### Your objective
Return the listing below in full, with every line exactly as it is.

-- Excerpted records start --

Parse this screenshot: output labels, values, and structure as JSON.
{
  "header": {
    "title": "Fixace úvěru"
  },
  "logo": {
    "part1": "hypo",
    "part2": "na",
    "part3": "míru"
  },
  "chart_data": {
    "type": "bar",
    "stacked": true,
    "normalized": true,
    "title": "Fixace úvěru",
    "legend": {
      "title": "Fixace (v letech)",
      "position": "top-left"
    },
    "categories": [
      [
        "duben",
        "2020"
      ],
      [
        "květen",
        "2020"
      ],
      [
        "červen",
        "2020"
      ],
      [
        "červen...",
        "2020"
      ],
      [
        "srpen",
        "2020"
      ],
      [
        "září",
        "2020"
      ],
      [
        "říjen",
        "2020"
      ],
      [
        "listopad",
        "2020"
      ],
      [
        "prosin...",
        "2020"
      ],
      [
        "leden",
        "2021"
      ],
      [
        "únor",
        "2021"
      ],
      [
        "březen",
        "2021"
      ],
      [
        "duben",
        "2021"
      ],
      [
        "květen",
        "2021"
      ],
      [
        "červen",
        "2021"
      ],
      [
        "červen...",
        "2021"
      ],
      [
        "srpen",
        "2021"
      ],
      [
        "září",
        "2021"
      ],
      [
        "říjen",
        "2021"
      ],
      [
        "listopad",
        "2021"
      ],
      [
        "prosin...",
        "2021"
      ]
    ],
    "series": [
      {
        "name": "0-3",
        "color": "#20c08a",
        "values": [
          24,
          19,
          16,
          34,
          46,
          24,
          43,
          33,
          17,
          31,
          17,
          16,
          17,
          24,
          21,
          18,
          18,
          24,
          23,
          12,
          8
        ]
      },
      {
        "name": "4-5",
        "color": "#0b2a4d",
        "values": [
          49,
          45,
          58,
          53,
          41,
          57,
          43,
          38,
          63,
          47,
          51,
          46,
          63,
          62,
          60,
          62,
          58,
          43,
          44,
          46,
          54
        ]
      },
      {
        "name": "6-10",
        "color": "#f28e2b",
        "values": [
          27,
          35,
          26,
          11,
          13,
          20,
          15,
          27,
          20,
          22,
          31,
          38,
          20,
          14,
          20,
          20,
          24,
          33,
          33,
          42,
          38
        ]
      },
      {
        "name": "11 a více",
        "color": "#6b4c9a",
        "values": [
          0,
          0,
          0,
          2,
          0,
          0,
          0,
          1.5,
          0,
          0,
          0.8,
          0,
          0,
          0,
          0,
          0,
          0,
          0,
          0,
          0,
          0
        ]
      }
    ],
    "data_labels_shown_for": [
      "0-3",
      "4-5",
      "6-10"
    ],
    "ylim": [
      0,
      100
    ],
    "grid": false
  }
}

-- Excerpted records end --

### Output for this task
Parse this screenshot: output labels, values, and structure as JSON.
{
  "header": {
    "title": "Fixace úvěru"
  },
  "logo": {
    "part1": "hypo",
    "part2": "na",
    "part3": "míru"
  },
  "chart_data": {
    "type": "bar",
    "stacked": true,
    "normalized": true,
    "title": "Fixace úvěru",
    "legend": {
      "title": "Fixace (v letech)",
      "position": "top-left"
    },
    "categories": [
      [
        "duben",
        "2020"
      ],
      [
        "květen",
        "2020"
      ],
      [
        "červen",
        "2020"
      ],
      [
        "červen...",
        "2020"
      ],
      [
        "srpen",
        "2020"
      ],
      [
        "září",
        "2020"
      ],
      [
        "říjen",
        "2020"
      ],
      [
        "listopad",
        "2020"
      ],
      [
        "prosin...",
        "2020"
      ],
      [
        "leden",
        "2021"
      ],
      [
        "únor",
        "2021"
      ],
      [
        "březen",
        "2021"
      ],
      [
        "duben",
        "2021"
      ],
      [
        "květen",
        "2021"
      ],
      [
        "červen",
        "2021"
      ],
      [
        "červen...",
        "2021"
      ],
      [
        "srpen",
        "2021"
      ],
      [
        "září",
        "2021"
      ],
      [
        "říjen",
        "2021"
      ],
      [
        "listopad",
        "2021"
      ],
      [
        "prosin...",
        "2021"
      ]
    ],
    "series": [
      {
        "name": "0-3",
        "color": "#20c08a",
        "values": [
          24,
          19,
          16,
          34,
          46,
          24,
          43,
          33,
          17,
          31,
          17,
          16,
          17,
          24,
          21,
          18,
          18,
          24,
          23,
          12,
          8
        ]
      },
      {
        "name": "4-5",
        "color": "#0b2a4d",
        "values": [
          49,
          45,
          58,
          53,
          41,
          57,
          43,
          38,
          63,
          47,
          51,
          46,
          63,
          62,
          60,
          62,
          58,
          43,
          44,
          46,
          54
        ]
      },
      {
        "name": "6-10",
        "color": "#f28e2b",
        "values": [
          27,
          35,
          26,
          11,
          13,
          20,
          15,
          27,
          20,
          22,
          31,
          38,
          20,
          14,
          20,
          20,
          24,
          33,
          33,
          42,
          38
        ]
      },
      {
        "name": "11 a více",
        "color": "#6b4c9a",
        "values": [
          0,
          0,
          0,
          2,
          0,
          0,
          0,
          1.5,
          0,
          0,
          0.8,
          0,
          0,
          0,
          0,
          0,
          0,
          0,
          0,
          0,
          0
        ]
      }
    ],
    "data_labels_shown_for": [
      "0-3",
      "4-5",
      "6-10"
    ],
    "ylim": [
      0,
      100
    ],
    "grid": false
  }
}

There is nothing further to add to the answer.